▶ DIRECTIONS: Read the entries below and pull out each line with the string "сборов".

start SUPPLIED RECORDS

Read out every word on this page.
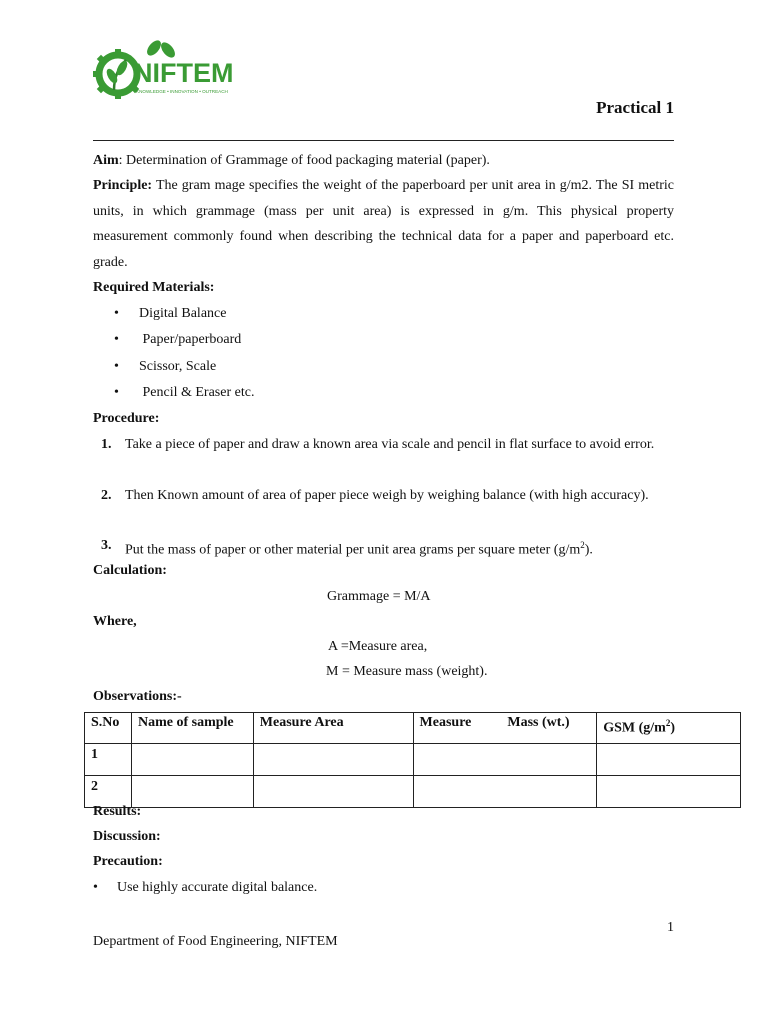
NIFTEM
KNOWLEDGE • INNOVATION • OUTREACH
Practical 1

Aim: Determination of Grammage of food packaging material (paper).

Principle: The gram mage specifies the weight of the paperboard per unit area in g/m2. The SI metric units, in which grammage (mass per unit area) is expressed in g/m. This physical property measurement commonly found when describing the technical data for a paper and paperboard etc. grade.

Required Materials:

• Digital Balance
• Paper/paperboard
• Scissor, Scale
• Pencil & Eraser etc.

Procedure:

1. Take a piece of paper and draw a known area via scale and pencil in flat surface to avoid error.

2. Then Known amount of area of paper piece weigh by weighing balance (with high accuracy).

3. Put the mass of paper or other material per unit area grams per square meter $(g/m^2)$.

Calculation:

Grammage = M/A

Where,

A =Measure area,
M = Measure mass (weight).

Observations:-

S.No	Name of sample	Measure Area	Measure Mass (wt.)	GSM $(g/m^2)$
1				
2				

Results:

Discussion:

Precaution:

• Use highly accurate digital balance.
1
Department of Food Engineering, NIFTEM
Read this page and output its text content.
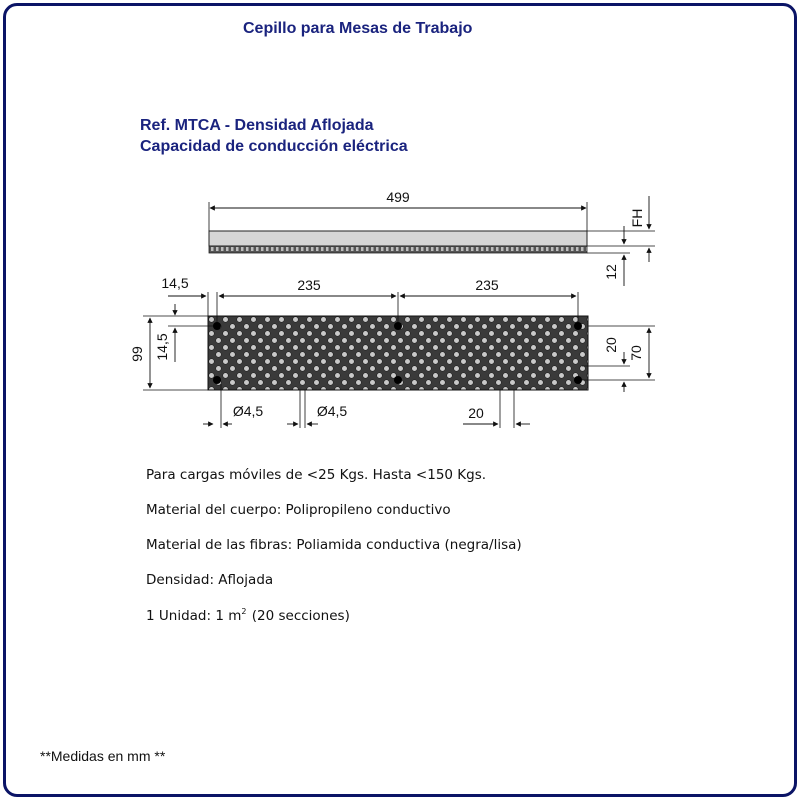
Cepillo para Mesas de Trabajo
Ref. MTCA - Densidad Aflojada
Capacidad de conducción eléctrica
499
FH
12
14,5	235	235
99 14,5	20
70
Ø4,5	Ø4,5	20
Para cargas móviles de <25 Kgs. Hasta <150 Kgs.
Material del cuerpo: Polipropileno conductivo
Material de las fibras: Poliamida conductiva (negra/lisa)
Densidad: Aflojada
1 Unidad: 1 $m^2$ (20 secciones)
**Medidas en mm **
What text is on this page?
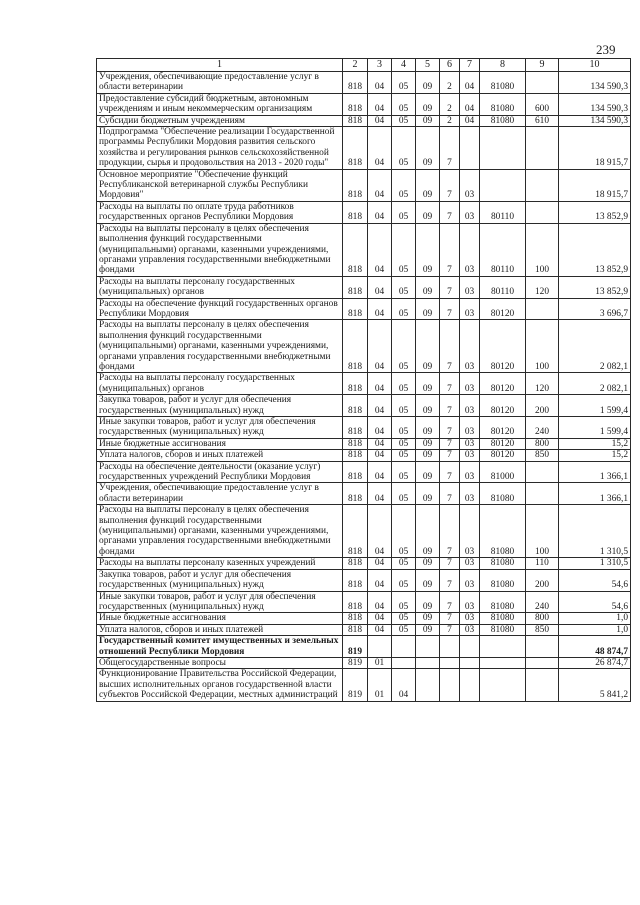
239
1	2	3	4	5	6	7	8	9	10
Учреждения, обеспечивающие предоставление услуг в области ветеринарии	818	04	05	09	2	04	81080		134 590,3
Предоставление субсидий бюджетным, автономным учреждениям и иным некоммерческим организациям	818	04	05	09	2	04	81080	600	134 590,3
Субсидии бюджетным учреждениям	818	04	05	09	2	04	81080	610	134 590,3
Подпрограмма "Обеспечение реализации Государственной программы Республики Мордовия развития сельского хозяйства и регулирования рынков сельскохозяйственной продукции, сырья и продовольствия на 2013 - 2020 годы"	818	04	05	09	7				18 915,7
Основное мероприятие "Обеспечение функций Республиканской ветеринарной службы Республики Мордовия"	818	04	05	09	7	03			18 915,7
Расходы на выплаты по оплате труда работников государственных органов Республики Мордовия	818	04	05	09	7	03	80110		13 852,9
Расходы на выплаты персоналу в целях обеспечения выполнения функций государственными (муниципальными) органами, казенными учреждениями, органами управления государственными внебюджетными фондами	818	04	05	09	7	03	80110	100	13 852,9
Расходы на выплаты персоналу государственных (муниципальных) органов	818	04	05	09	7	03	80110	120	13 852,9
Расходы на обеспечение функций государственных органов Республики Мордовия	818	04	05	09	7	03	80120		3 696,7
Расходы на выплаты персоналу в целях обеспечения выполнения функций государственными (муниципальными) органами, казенными учреждениями, органами управления государственными внебюджетными фондами	818	04	05	09	7	03	80120	100	2 082,1
Расходы на выплаты персоналу государственных (муниципальных) органов	818	04	05	09	7	03	80120	120	2 082,1
Закупка товаров, работ и услуг для обеспечения государственных (муниципальных) нужд	818	04	05	09	7	03	80120	200	1 599,4
Иные закупки товаров, работ и услуг для обеспечения государственных (муниципальных) нужд	818	04	05	09	7	03	80120	240	1 599,4
Иные бюджетные ассигнования	818	04	05	09	7	03	80120	800	15,2
Уплата налогов, сборов и иных платежей	818	04	05	09	7	03	80120	850	15,2
Расходы на обеспечение деятельности (оказание услуг) государственных учреждений Республики Мордовия	818	04	05	09	7	03	81000		1 366,1
Учреждения, обеспечивающие предоставление услуг в области ветеринарии	818	04	05	09	7	03	81080		1 366,1
Расходы на выплаты персоналу в целях обеспечения выполнения функций государственными (муниципальными) органами, казенными учреждениями, органами управления государственными внебюджетными фондами	818	04	05	09	7	03	81080	100	1 310,5
Расходы на выплаты персоналу казенных учреждений	818	04	05	09	7	03	81080	110	1 310,5
Закупка товаров, работ и услуг для обеспечения государственных (муниципальных) нужд	818	04	05	09	7	03	81080	200	54,6
Иные закупки товаров, работ и услуг для обеспечения государственных (муниципальных) нужд	818	04	05	09	7	03	81080	240	54,6
Иные бюджетные ассигнования	818	04	05	09	7	03	81080	800	1,0
Уплата налогов, сборов и иных платежей	818	04	05	09	7	03	81080	850	1,0
Государственный комитет имущественных и земельных отношений Республики Мордовия	819								48 874,7
Общегосударственные вопросы	819	01							26 874,7
Функционирование Правительства Российской Федерации, высших исполнительных органов государственной власти субъектов Российской Федерации, местных администраций	819	01	04						5 841,2
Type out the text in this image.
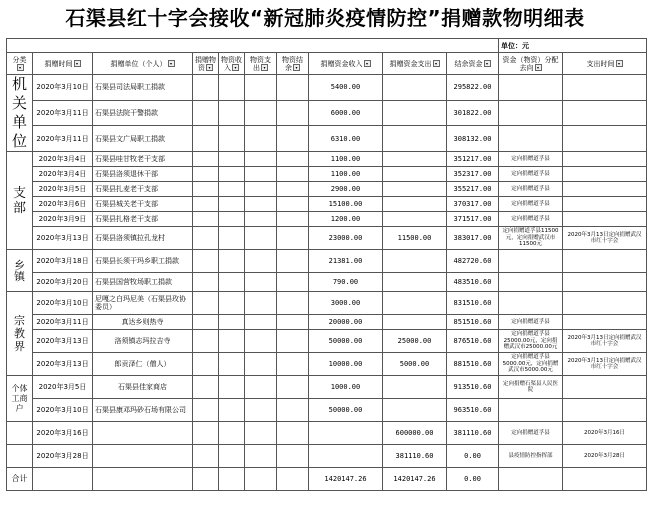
石渠县红十字会接收“新冠肺炎疫情防控”捐赠款物明细表
										单位：元	
分类▾	捐赠时间 ▾	捐赠单位（个人） ▾	捐赠物资 ▾	物资收入 ▾	物资支出 ▾	物资结余 ▾	捐赠资金收入 ▾	捐赠资金支出 ▾	结余资金 ▾	资金（物资）分配去向 ▾	支出时间 ▾
机关单位	2020年3月10日	石渠县司法局职工捐款					5400.00		295822.00		
	2020年3月11日	石渠县法院干警捐款					6000.00		301822.00		
	2020年3月11日	石渠县文广局职工捐款					6310.00		308132.00		
支部	2020年3月4日	石渠县哇甘牧老干支部					1100.00		351217.00	定向捐赠道孚县	
	2020年3月4日	石渠县洛须退休干部					1100.00		352317.00	定向捐赠道孚县	
	2020年3月5日	石渠县扎麦老干支部					2900.00		355217.00	定向捐赠道孚县	
	2020年3月6日	石渠县城关老干支部					15100.00		370317.00	定向捐赠道孚县	
	2020年3月9日	石渠县扎格老干支部					1200.00		371517.00	定向捐赠道孚县	
	2020年3月13日	石渠县洛须镇拉孔龙村					23000.00	11500.00	383017.00	定向捐赠道孚县11500元，定向捐赠武汉市11500元	2020年3月13日定向捐赠武汉市红十字会
乡镇	2020年3月18日	石渠县长须干玛乡职工捐款					21381.00		482720.60		
	2020年3月20日	石渠县国营牧场职工捐款					790.00		483510.60		
宗教界	2020年3月10日	尼嘎之白玛尼美（石渠县玫协委员）					3000.00		831510.60		
	2020年3月11日	真达乡则热寺					20000.00		851510.60	定向捐赠道孚县	
	2020年3月13日	洛须镇志玛拉吉寺					50000.00	25000.00	876510.60	定向捐赠道孚县25000.00元，定向捐赠武汉市25000.00元	2020年3月13日定向捐赠武汉市红十字会
	2020年3月13日	郎贡泽仁（僧人）					10000.00	5000.00	881510.60	定向捐赠道孚县5000.00元，定向捐赠武汉市5000.00元	2020年3月13日定向捐赠武汉市红十字会
个体工商户	2020年3月5日	石渠县佳家商店					1000.00		913510.60	定向捐赠石渠县人民医院	
	2020年3月10日	石渠县康邓玛砂石场有限公司					50000.00		963510.60		
	2020年3月16日							600000.00	381110.60	定向捐赠道孚县	2020年3月16日
	2020年3月28日							381110.60	0.00	县疫情防控指挥部	2020年3月28日
合计							1420147.26	1420147.26	0.00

end SUPPLIED RECORDS

▶ TASK ANSWER:
Уплата налогов, сборов и иных платежей	818	04	05	09	7	03	80120	850	15,2
Уплата налогов, сборов и иных платежей	818	04	05	09	7	03	81080	850	1,0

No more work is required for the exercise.